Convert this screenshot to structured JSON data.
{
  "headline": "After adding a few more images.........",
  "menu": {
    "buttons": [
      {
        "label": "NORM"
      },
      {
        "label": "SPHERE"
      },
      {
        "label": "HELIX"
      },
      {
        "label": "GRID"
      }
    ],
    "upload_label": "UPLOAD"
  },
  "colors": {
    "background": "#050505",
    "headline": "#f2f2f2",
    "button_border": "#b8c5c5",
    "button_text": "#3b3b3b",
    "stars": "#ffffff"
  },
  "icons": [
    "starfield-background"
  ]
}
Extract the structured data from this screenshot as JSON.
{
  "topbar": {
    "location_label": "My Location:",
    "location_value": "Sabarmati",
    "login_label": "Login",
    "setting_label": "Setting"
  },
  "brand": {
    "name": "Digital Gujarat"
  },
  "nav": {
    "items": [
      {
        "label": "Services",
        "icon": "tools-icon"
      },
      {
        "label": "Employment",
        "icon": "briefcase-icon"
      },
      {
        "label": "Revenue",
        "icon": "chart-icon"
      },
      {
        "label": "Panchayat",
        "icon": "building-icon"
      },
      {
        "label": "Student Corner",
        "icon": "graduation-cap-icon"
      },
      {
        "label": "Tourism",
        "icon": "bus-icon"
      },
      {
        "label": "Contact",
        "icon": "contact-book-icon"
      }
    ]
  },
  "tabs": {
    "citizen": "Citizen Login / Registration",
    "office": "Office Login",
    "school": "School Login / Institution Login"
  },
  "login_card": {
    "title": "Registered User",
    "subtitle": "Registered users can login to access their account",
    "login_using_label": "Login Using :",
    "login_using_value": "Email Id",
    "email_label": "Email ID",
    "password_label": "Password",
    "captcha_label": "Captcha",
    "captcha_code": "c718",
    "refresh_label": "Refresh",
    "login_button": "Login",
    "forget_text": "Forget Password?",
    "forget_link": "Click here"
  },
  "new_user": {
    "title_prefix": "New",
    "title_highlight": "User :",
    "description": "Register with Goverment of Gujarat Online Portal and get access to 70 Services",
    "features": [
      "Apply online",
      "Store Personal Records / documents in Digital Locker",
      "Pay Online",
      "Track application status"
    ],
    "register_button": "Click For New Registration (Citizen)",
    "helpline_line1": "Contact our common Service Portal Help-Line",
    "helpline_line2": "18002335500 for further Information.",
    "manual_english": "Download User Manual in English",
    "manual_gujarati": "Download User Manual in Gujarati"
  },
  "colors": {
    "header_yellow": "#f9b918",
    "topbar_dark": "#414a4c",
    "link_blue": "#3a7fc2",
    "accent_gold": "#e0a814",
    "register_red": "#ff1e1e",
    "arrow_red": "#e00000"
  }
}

[Aim of the exercise] Give only the count of lines in which the string "Download" appears.

[Task answer] 2